§ **Texto proporcionado**:
----------------
Hay algo que ocurrió a comienzos de la pandemia y que puede considerarse ese crack moral: ¿en qué momento se jodió el Perú, Zavalita? Pues cuando se empezó a hablar de descartar a personas de la ayuda médica extrema y dejarlas morir. La elección: entre un joven de treinta y alguien de setenta, se entuba al primero y se deja morir al segundo y así sucesivamente y bajando la edad. Éste era el riesgo en los primeros contagios, cuando las UCIS iban llenas, ¿recuerdan?, y ese riesgo existe, pero al margen de su causa, su consecuencia es terrible porque instala en la sociedad la conciencia de lo humano prescindible. Hace tiempo que anulamos los consejos de ancianos; menos tiempo que dejamos de escuchar a los mayores (dos formas de incubar el mal); pues bien: ya ha llegado el tiempo del estorbo y la supresión. Y la vía para ello ha sido el COVID o la COVID. Hasta 2019 había existido aquello de las mujeres y los niños primero. A partir de febrero/marzo del 19 se trata de los jóvenes no tanto por sí mismos como en detrimento de sus mayores y eso a la fuerza modifica la noción de la vida tal como la entendíamos.
----------------
§ **Qué se pide**:
Transcribe completo el texto sobre la pandemia y el descarte de los mayores, sin alterar ni una palabra ni un signo.

§ **Listado**:
----------------
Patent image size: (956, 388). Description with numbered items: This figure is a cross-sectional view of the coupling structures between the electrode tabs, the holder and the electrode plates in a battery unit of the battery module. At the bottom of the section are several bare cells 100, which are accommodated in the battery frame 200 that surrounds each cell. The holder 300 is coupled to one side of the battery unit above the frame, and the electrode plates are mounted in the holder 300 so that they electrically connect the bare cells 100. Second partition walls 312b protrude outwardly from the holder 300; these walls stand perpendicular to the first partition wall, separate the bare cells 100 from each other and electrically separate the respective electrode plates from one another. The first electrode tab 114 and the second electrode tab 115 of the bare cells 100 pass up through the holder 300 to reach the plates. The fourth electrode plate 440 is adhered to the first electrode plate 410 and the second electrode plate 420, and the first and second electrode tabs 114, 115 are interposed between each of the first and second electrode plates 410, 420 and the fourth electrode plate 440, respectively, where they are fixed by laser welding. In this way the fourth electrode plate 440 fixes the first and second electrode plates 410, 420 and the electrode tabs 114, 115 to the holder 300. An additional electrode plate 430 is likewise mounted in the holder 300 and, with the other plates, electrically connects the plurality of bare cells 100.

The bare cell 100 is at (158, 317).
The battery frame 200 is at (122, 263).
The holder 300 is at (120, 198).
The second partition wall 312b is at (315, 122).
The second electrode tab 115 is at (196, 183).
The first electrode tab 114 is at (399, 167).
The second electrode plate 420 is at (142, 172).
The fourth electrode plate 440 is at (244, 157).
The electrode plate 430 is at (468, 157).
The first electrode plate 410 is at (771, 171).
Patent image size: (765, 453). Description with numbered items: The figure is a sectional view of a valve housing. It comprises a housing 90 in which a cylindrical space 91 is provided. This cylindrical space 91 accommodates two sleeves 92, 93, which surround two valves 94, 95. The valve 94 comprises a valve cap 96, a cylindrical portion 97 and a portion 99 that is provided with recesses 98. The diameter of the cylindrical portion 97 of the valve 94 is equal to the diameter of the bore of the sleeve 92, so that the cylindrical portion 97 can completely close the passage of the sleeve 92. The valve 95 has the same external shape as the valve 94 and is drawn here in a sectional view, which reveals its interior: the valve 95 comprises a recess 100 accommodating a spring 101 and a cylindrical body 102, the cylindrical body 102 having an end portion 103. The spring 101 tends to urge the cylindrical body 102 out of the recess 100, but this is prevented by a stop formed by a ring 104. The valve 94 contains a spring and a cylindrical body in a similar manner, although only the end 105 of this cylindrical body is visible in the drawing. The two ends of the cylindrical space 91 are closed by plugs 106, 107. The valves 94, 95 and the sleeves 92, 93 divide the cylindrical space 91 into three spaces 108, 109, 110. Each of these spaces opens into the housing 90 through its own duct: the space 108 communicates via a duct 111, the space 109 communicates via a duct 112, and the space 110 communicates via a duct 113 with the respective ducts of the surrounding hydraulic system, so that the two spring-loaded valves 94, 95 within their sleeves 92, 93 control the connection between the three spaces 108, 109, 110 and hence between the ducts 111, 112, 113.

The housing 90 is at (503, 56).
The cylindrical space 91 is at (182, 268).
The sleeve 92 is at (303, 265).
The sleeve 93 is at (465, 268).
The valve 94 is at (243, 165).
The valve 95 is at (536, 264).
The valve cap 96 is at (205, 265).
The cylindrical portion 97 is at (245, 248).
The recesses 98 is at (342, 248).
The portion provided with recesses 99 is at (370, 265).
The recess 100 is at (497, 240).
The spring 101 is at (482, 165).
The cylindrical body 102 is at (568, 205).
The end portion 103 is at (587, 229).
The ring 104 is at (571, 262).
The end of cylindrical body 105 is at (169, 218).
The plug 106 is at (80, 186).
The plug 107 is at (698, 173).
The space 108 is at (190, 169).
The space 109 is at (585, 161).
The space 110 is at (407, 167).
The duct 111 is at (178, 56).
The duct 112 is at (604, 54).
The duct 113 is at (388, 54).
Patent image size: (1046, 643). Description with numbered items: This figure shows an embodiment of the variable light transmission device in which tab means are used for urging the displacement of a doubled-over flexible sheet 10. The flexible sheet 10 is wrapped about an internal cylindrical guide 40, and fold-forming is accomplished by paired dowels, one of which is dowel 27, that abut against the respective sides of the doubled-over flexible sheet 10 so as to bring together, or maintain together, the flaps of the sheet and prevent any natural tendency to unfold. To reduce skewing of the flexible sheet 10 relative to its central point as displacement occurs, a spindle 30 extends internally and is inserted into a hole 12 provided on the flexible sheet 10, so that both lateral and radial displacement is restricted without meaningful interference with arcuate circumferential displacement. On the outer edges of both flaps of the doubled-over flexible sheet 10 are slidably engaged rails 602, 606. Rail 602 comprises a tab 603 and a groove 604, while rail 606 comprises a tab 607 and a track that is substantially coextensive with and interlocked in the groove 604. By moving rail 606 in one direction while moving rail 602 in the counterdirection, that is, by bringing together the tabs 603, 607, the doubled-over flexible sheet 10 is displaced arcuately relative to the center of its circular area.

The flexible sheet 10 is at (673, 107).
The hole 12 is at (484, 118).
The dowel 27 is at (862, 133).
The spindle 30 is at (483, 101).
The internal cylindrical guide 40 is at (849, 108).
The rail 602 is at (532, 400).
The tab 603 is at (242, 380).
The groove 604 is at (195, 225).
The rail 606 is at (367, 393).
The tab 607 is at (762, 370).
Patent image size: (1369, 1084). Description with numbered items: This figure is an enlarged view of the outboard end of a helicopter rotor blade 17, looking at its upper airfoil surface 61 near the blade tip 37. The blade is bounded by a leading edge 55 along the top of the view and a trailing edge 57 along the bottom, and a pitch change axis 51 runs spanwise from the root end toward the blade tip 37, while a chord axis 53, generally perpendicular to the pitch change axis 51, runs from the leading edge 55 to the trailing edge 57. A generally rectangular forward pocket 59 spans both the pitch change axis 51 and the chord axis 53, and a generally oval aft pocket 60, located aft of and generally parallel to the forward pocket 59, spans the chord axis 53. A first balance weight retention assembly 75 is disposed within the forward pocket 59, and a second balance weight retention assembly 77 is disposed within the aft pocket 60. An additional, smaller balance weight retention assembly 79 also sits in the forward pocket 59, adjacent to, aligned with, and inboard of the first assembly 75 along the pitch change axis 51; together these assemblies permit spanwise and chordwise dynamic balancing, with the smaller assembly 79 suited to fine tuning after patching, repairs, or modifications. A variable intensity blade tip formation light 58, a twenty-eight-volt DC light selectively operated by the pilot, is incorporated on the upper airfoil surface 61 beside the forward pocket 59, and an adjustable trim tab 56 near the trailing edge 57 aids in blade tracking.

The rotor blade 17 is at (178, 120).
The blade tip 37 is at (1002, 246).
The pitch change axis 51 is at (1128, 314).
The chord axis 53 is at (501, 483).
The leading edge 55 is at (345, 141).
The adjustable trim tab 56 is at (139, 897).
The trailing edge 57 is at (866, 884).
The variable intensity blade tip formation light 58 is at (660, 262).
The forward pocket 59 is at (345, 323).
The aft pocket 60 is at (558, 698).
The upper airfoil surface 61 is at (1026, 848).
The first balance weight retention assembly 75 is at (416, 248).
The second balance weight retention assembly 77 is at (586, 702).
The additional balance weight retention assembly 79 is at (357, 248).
----------------
§ **Resultado del ejercicio**:
Hay algo que ocurrió a comienzos de la pandemia y que puede considerarse ese crack moral: ¿en qué momento se jodió el Perú, Zavalita? Pues cuando se empezó a hablar de descartar a personas de la ayuda médica extrema y dejarlas morir. La elección: entre un joven de treinta y alguien de setenta, se entuba al primero y se deja morir al segundo y así sucesivamente y bajando la edad. Éste era el riesgo en los primeros contagios, cuando las UCIS iban llenas, ¿recuerdan?, y ese riesgo existe, pero al margen de su causa, su consecuencia es terrible porque instala en la sociedad la conciencia de lo humano prescindible. Hace tiempo que anulamos los consejos de ancianos; menos tiempo que dejamos de escuchar a los mayores (dos formas de incubar el mal); pues bien: ya ha llegado el tiempo del estorbo y la supresión. Y la vía para ello ha sido el COVID o la COVID. Hasta 2019 había existido aquello de las mujeres y los niños primero. A partir de febrero/marzo del 19 se trata de los jóvenes no tanto por sí mismos como en detrimento de sus mayores y eso a la fuerza modifica la noción de la vida tal como la entendíamos.